**EXERCISE GOAL:**
Every entry should be repeated exactly. Omit the pictures.

>>

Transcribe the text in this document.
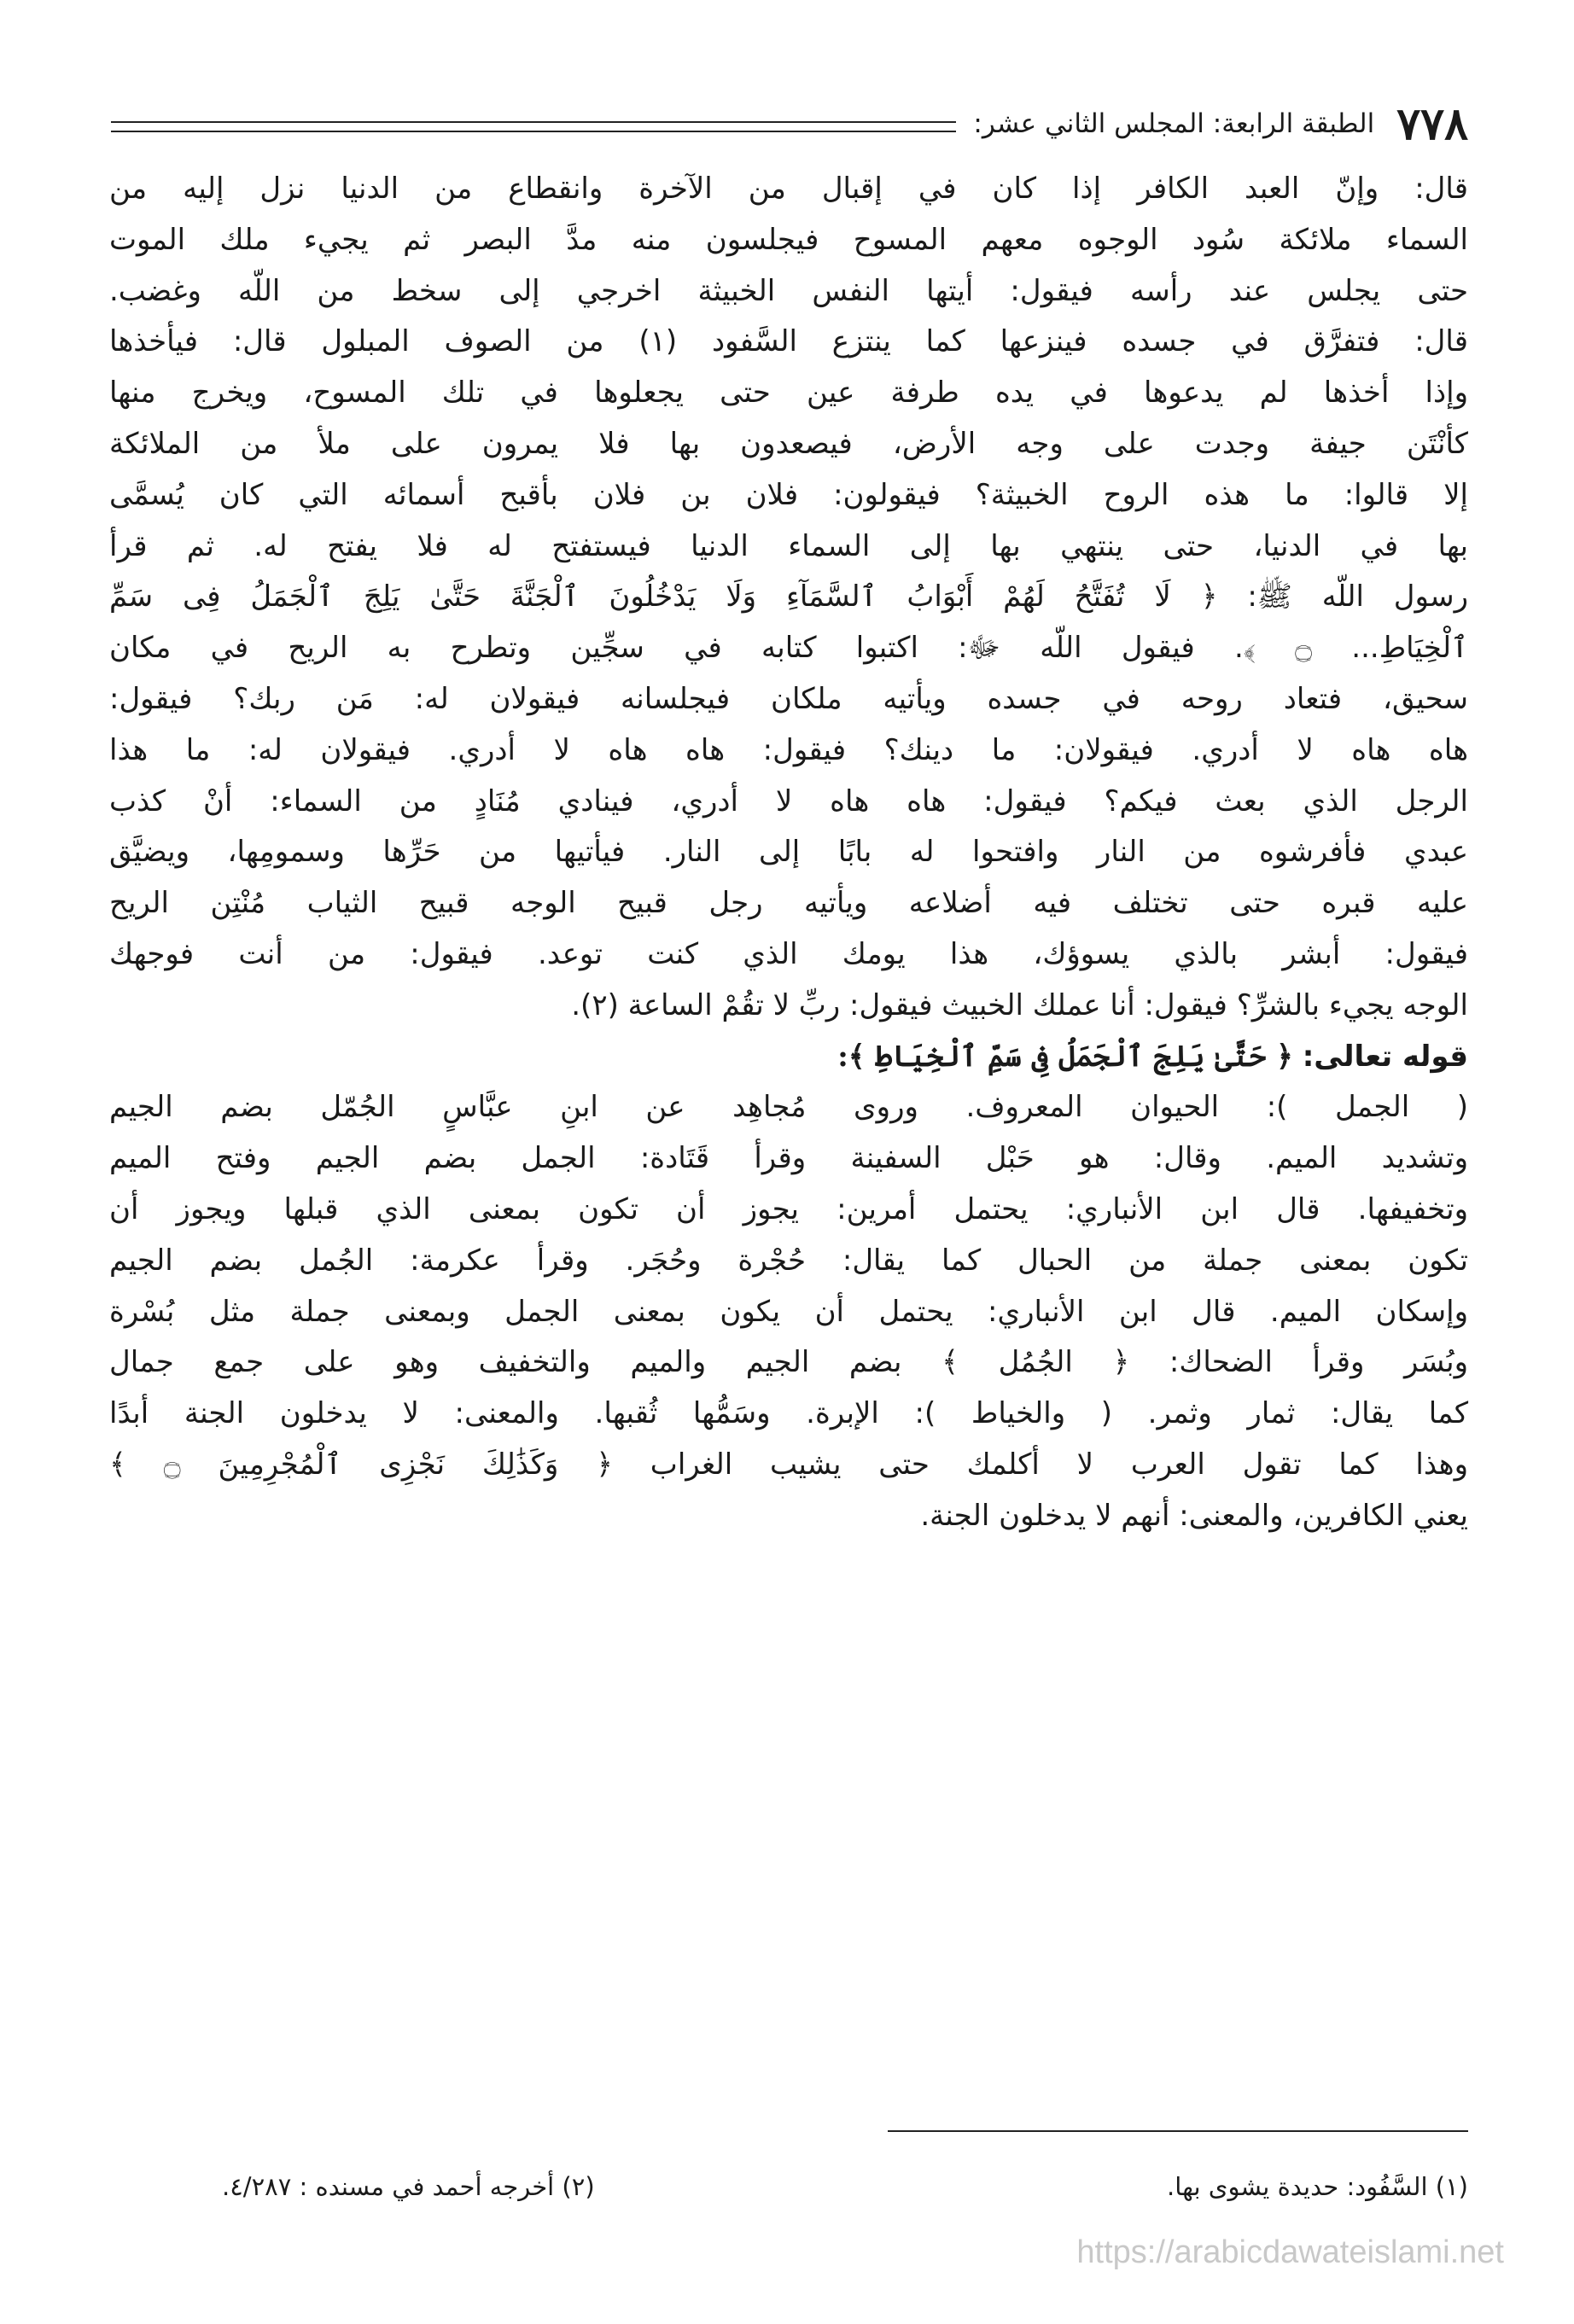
٧٧٨
الطبقة الرابعة: المجلس الثاني عشر:
قال: وإنّ العبد الكافر إذا كان في إقبال من الآخرة وانقطاع من الدنيا نزل إليه من
السماء ملائكة سُود الوجوه معهم المسوح فيجلسون منه مدَّ البصر ثم يجيء ملك الموت
حتى يجلس عند رأسه فيقول: أيتها النفس الخبيثة اخرجي إلى سخط من اللّه وغضب.
قال: فتفرَّق في جسده فينزعها كما ينتزع السَّفود (١) من الصوف المبلول قال: فيأخذها
وإذا أخذها لم يدعوها في يده طرفة عين حتى يجعلوها في تلك المسوح، ويخرج منها
كأنْتَن جيفة وجدت على وجه الأرض، فيصعدون بها فلا يمرون على ملأ من الملائكة
إلا قالوا: ما هذه الروح الخبيثة؟ فيقولون: فلان بن فلان بأقبح أسمائه التي كان يُسمَّى
بها في الدنيا، حتى ينتهي بها إلى السماء الدنيا فيستفتح له فلا يفتح له. ثم قرأ
رسول اللّه ﷺ: ﴿ لَا تُفَتَّحُ لَهُمْ أَبْوَابُ ٱلسَّمَآءِ وَلَا يَدْخُلُونَ ٱلْجَنَّةَ حَتَّىٰ يَلِجَ ٱلْجَمَلُ فِى سَمِّ
ٱلْخِيَاطِ... ۝ ﴾. فيقول اللّه ﷻ: اكتبوا كتابه في سجِّين وتطرح به الريح في مكان
سحيق، فتعاد روحه في جسده ويأتيه ملكان فيجلسانه فيقولان له: مَن ربك؟ فيقول:
هاه هاه لا أدري. فيقولان: ما دينك؟ فيقول: هاه هاه لا أدري. فيقولان له: ما هذا
الرجل الذي بعث فيكم؟ فيقول: هاه هاه لا أدري، فينادي مُنَادٍ من السماء: أنْ كذب
عبدي فأفرشوه من النار وافتحوا له بابًا إلى النار. فيأتيها من حَرِّها وسمومِها، ويضيَّق
عليه قبره حتى تختلف فيه أضلاعه ويأتيه رجل قبيح الوجه قبيح الثياب مُنْتِن الريح
فيقول: أبشر بالذي يسوؤك، هذا يومك الذي كنت توعد. فيقول: من أنت فوجهك
الوجه يجيء بالشرِّ؟ فيقول: أنا عملك الخبيث فيقول: ربِّ لا تقُمْ الساعة (٢).
قوله تعالى: ﴿ حَتَّىٰ يَلِجَ ٱلْجَمَلُ فِى سَمِّ ٱلْخِيَاطِ ﴾:
( الجمل ): الحيوان المعروف. وروى مُجاهِد عن ابنِ عبَّاسٍ الجُمّل بضم الجيم
وتشديد الميم. وقال: هو حَبْل السفينة وقرأ قَتَادة: الجمل بضم الجيم وفتح الميم
وتخفيفها. قال ابن الأنباري: يحتمل أمرين: يجوز أن تكون بمعنى الذي قبلها ويجوز أن
تكون بمعنى جملة من الحبال كما يقال: حُجْرة وحُجَر. وقرأ عكرمة: الجُمل بضم الجيم
وإسكان الميم. قال ابن الأنباري: يحتمل أن يكون بمعنى الجمل وبمعنى جملة مثل بُسْرة
وبُسَر وقرأ الضحاك: ﴿ الجُمُل ﴾ بضم الجيم والميم والتخفيف وهو على جمع جمال
كما يقال: ثمار وثمر. ( والخياط ): الإبرة. وسَمُّها ثُقبها. والمعنى: لا يدخلون الجنة أبدًا
وهذا كما تقول العرب لا أكلمك حتى يشيب الغراب ﴿ وَكَذَٰلِكَ نَجْزِى ٱلْمُجْرِمِينَ ۝ ﴾
يعني الكافرين، والمعنى: أنهم لا يدخلون الجنة.
(١) السَّفُود: حديدة يشوى بها.
(٢) أخرجه أحمد في مسنده : ٤/٢٨٧.
https://arabicdawateislami.net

<<

**SOLUTION TO THE PROBLEM:**
Transcribe the text in this document.
٧٧٨
الطبقة الرابعة: المجلس الثاني عشر:
قال: وإنّ العبد الكافر إذا كان في إقبال من الآخرة وانقطاع من الدنيا نزل إليه من
السماء ملائكة سُود الوجوه معهم المسوح فيجلسون منه مدَّ البصر ثم يجيء ملك الموت
حتى يجلس عند رأسه فيقول: أيتها النفس الخبيثة اخرجي إلى سخط من اللّه وغضب.
قال: فتفرَّق في جسده فينزعها كما ينتزع السَّفود (١) من الصوف المبلول قال: فيأخذها
وإذا أخذها لم يدعوها في يده طرفة عين حتى يجعلوها في تلك المسوح، ويخرج منها
كأنْتَن جيفة وجدت على وجه الأرض، فيصعدون بها فلا يمرون على ملأ من الملائكة
إلا قالوا: ما هذه الروح الخبيثة؟ فيقولون: فلان بن فلان بأقبح أسمائه التي كان يُسمَّى
بها في الدنيا، حتى ينتهي بها إلى السماء الدنيا فيستفتح له فلا يفتح له. ثم قرأ
رسول اللّه ﷺ: ﴿ لَا تُفَتَّحُ لَهُمْ أَبْوَابُ ٱلسَّمَآءِ وَلَا يَدْخُلُونَ ٱلْجَنَّةَ حَتَّىٰ يَلِجَ ٱلْجَمَلُ فِى سَمِّ
ٱلْخِيَاطِ... ۝ ﴾. فيقول اللّه ﷻ: اكتبوا كتابه في سجِّين وتطرح به الريح في مكان
سحيق، فتعاد روحه في جسده ويأتيه ملكان فيجلسانه فيقولان له: مَن ربك؟ فيقول:
هاه هاه لا أدري. فيقولان: ما دينك؟ فيقول: هاه هاه لا أدري. فيقولان له: ما هذا
الرجل الذي بعث فيكم؟ فيقول: هاه هاه لا أدري، فينادي مُنَادٍ من السماء: أنْ كذب
عبدي فأفرشوه من النار وافتحوا له بابًا إلى النار. فيأتيها من حَرِّها وسمومِها، ويضيَّق
عليه قبره حتى تختلف فيه أضلاعه ويأتيه رجل قبيح الوجه قبيح الثياب مُنْتِن الريح
فيقول: أبشر بالذي يسوؤك، هذا يومك الذي كنت توعد. فيقول: من أنت فوجهك
الوجه يجيء بالشرِّ؟ فيقول: أنا عملك الخبيث فيقول: ربِّ لا تقُمْ الساعة (٢).
قوله تعالى: ﴿ حَتَّىٰ يَلِجَ ٱلْجَمَلُ فِى سَمِّ ٱلْخِيَاطِ ﴾:
( الجمل ): الحيوان المعروف. وروى مُجاهِد عن ابنِ عبَّاسٍ الجُمّل بضم الجيم
وتشديد الميم. وقال: هو حَبْل السفينة وقرأ قَتَادة: الجمل بضم الجيم وفتح الميم
وتخفيفها. قال ابن الأنباري: يحتمل أمرين: يجوز أن تكون بمعنى الذي قبلها ويجوز أن
تكون بمعنى جملة من الحبال كما يقال: حُجْرة وحُجَر. وقرأ عكرمة: الجُمل بضم الجيم
وإسكان الميم. قال ابن الأنباري: يحتمل أن يكون بمعنى الجمل وبمعنى جملة مثل بُسْرة
وبُسَر وقرأ الضحاك: ﴿ الجُمُل ﴾ بضم الجيم والميم والتخفيف وهو على جمع جمال
كما يقال: ثمار وثمر. ( والخياط ): الإبرة. وسَمُّها ثُقبها. والمعنى: لا يدخلون الجنة أبدًا
وهذا كما تقول العرب لا أكلمك حتى يشيب الغراب ﴿ وَكَذَٰلِكَ نَجْزِى ٱلْمُجْرِمِينَ ۝ ﴾
يعني الكافرين، والمعنى: أنهم لا يدخلون الجنة.
(١) السَّفُود: حديدة يشوى بها.
(٢) أخرجه أحمد في مسنده : ٤/٢٨٧.
https://arabicdawateislami.net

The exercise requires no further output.